▶ [EXERCISE TASK]: Extract every line below that contains the word "text".

### SUPPLIED ENTRIES ###

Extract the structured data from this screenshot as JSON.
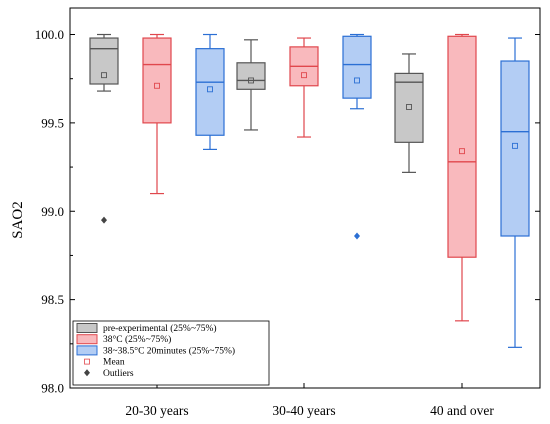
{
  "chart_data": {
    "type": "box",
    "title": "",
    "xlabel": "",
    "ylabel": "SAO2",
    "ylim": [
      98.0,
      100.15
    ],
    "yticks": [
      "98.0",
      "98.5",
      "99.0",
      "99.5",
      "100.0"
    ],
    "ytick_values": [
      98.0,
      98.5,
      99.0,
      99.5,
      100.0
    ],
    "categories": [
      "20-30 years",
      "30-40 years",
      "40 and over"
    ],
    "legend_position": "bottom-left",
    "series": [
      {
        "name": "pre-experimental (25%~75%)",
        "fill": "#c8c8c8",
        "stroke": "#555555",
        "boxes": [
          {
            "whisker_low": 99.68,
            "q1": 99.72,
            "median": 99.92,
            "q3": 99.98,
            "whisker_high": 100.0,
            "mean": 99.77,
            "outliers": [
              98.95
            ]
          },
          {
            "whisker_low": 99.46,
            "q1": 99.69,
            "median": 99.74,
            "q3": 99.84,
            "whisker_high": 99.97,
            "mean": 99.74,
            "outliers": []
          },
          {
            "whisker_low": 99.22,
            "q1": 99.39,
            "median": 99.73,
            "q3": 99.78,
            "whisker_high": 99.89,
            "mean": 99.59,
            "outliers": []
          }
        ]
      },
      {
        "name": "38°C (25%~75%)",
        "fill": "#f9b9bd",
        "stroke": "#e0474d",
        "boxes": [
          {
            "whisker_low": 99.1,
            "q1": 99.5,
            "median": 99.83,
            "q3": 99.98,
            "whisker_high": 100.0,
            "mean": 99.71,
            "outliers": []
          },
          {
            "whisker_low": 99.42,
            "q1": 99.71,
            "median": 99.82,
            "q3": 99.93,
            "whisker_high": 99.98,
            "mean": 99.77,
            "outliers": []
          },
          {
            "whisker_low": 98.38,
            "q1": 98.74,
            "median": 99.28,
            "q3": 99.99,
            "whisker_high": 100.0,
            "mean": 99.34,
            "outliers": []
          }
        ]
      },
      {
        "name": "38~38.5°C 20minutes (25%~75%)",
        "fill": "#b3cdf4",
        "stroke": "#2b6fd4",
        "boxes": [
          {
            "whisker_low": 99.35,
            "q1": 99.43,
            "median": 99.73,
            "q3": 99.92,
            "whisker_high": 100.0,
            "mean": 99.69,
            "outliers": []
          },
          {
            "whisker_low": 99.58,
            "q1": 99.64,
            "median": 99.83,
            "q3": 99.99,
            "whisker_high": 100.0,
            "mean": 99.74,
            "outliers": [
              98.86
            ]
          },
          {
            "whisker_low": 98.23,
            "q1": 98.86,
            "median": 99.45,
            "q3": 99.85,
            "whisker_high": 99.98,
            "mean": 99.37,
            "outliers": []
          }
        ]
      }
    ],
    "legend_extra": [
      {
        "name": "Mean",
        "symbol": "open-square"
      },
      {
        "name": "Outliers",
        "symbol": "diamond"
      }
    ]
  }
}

###
### SUPPLIED ENTRIES ###

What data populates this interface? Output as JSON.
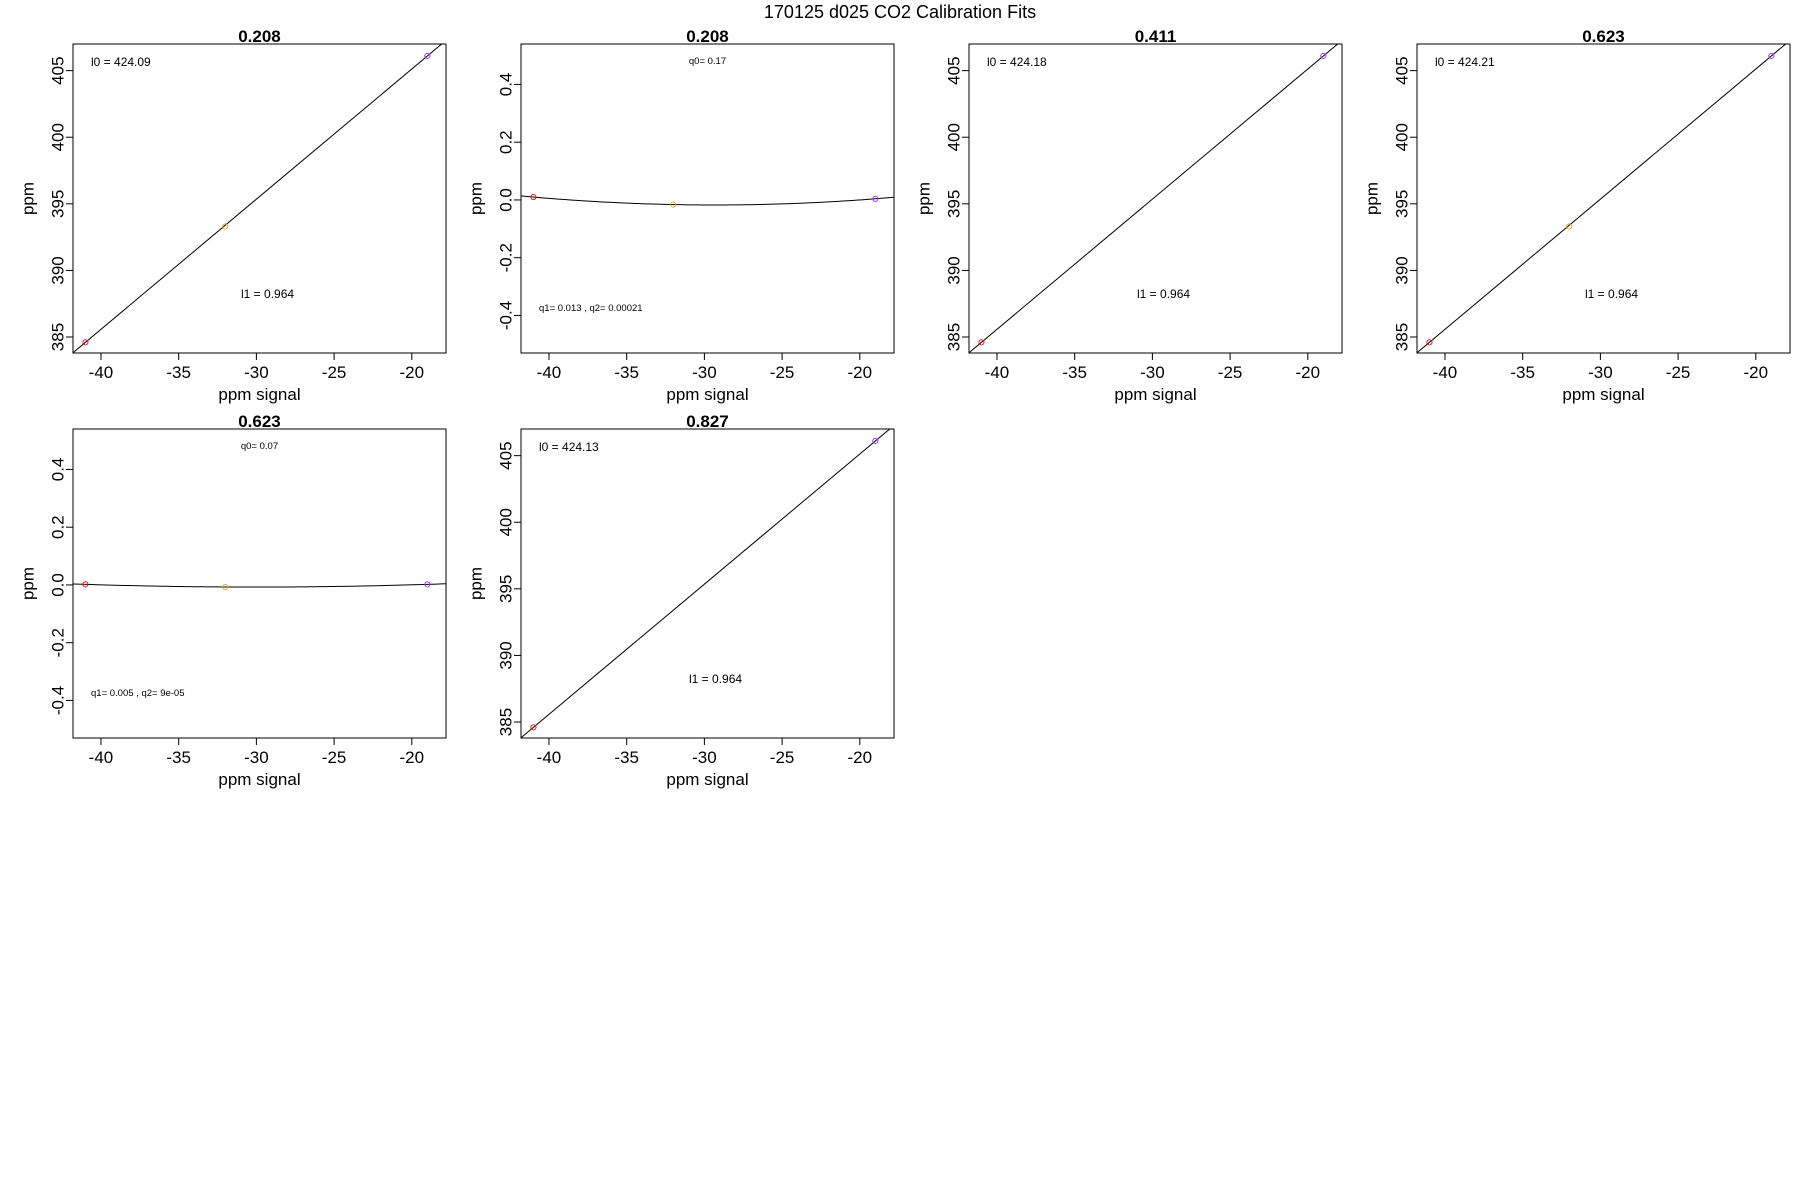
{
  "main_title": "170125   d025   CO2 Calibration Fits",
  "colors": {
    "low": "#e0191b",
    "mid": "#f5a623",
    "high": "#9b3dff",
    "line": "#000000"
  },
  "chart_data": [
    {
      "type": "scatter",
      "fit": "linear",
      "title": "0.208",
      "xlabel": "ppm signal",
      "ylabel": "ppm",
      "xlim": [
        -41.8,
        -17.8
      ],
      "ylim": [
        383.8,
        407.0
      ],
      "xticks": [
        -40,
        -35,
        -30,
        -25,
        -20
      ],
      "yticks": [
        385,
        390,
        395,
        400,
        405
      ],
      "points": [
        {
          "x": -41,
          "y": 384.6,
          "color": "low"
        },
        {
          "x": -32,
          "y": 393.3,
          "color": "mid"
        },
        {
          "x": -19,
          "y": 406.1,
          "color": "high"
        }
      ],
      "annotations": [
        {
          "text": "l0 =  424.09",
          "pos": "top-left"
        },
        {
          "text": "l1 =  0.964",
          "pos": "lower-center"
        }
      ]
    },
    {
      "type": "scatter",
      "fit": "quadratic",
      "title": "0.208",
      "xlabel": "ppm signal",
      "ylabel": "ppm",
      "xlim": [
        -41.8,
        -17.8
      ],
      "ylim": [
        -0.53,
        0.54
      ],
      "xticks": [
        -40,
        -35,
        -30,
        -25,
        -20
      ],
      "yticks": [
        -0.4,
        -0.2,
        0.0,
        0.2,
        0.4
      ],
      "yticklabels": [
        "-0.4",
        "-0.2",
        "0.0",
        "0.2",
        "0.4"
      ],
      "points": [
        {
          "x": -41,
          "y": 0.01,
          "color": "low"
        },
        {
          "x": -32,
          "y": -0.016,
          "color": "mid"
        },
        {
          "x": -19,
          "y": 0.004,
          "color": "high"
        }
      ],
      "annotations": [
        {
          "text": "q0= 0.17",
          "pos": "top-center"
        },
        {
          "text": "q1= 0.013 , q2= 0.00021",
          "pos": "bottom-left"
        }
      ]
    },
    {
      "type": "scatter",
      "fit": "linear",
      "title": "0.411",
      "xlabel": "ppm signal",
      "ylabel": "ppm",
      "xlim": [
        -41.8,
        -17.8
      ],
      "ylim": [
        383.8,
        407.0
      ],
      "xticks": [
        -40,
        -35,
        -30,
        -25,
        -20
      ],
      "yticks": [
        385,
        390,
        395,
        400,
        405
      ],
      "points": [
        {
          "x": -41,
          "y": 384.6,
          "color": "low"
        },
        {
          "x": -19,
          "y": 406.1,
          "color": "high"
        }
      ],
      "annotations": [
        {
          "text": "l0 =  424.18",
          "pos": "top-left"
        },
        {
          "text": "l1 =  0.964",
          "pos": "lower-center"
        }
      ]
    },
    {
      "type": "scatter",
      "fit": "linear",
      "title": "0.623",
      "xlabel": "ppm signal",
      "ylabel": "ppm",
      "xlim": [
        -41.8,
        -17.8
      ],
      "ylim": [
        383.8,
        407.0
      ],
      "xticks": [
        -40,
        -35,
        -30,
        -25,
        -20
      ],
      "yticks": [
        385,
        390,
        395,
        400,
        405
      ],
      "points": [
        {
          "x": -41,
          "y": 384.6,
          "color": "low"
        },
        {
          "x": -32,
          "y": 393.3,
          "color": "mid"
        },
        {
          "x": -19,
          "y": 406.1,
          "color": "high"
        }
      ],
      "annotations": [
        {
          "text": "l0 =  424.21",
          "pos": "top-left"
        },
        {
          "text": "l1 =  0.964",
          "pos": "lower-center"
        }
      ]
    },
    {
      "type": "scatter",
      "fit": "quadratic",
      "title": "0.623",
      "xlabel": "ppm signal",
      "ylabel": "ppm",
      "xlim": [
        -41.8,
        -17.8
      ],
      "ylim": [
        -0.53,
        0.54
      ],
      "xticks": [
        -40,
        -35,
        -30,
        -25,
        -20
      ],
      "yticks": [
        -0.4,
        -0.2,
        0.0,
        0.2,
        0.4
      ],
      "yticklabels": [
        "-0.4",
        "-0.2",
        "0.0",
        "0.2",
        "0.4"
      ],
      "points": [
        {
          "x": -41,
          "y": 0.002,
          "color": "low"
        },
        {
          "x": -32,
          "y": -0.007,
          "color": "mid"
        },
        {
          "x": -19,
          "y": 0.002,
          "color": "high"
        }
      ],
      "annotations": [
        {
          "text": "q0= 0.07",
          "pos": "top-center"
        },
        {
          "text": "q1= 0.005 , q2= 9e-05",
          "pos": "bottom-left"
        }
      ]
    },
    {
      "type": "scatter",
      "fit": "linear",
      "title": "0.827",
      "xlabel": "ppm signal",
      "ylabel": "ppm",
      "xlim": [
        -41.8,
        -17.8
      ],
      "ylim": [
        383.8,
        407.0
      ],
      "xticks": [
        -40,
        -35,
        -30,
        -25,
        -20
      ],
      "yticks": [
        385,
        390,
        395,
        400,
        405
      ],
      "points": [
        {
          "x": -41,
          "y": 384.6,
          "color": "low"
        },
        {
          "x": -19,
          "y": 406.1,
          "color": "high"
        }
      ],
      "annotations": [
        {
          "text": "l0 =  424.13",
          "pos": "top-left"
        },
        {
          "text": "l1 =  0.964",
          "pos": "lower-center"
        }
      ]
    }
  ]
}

###

▶ [EXERCISE RESULT]:
          "text": "l0 =  424.09",
          "text": "l1 =  0.964",
          "text": "q0= 0.17",
          "text": "q1= 0.013 , q2= 0.00021",
          "text": "l0 =  424.18",
          "text": "l1 =  0.964",
          "text": "l0 =  424.21",
          "text": "l1 =  0.964",
          "text": "q0= 0.07",
          "text": "q1= 0.005 , q2= 9e-05",
          "text": "l0 =  424.13",
          "text": "l1 =  0.964",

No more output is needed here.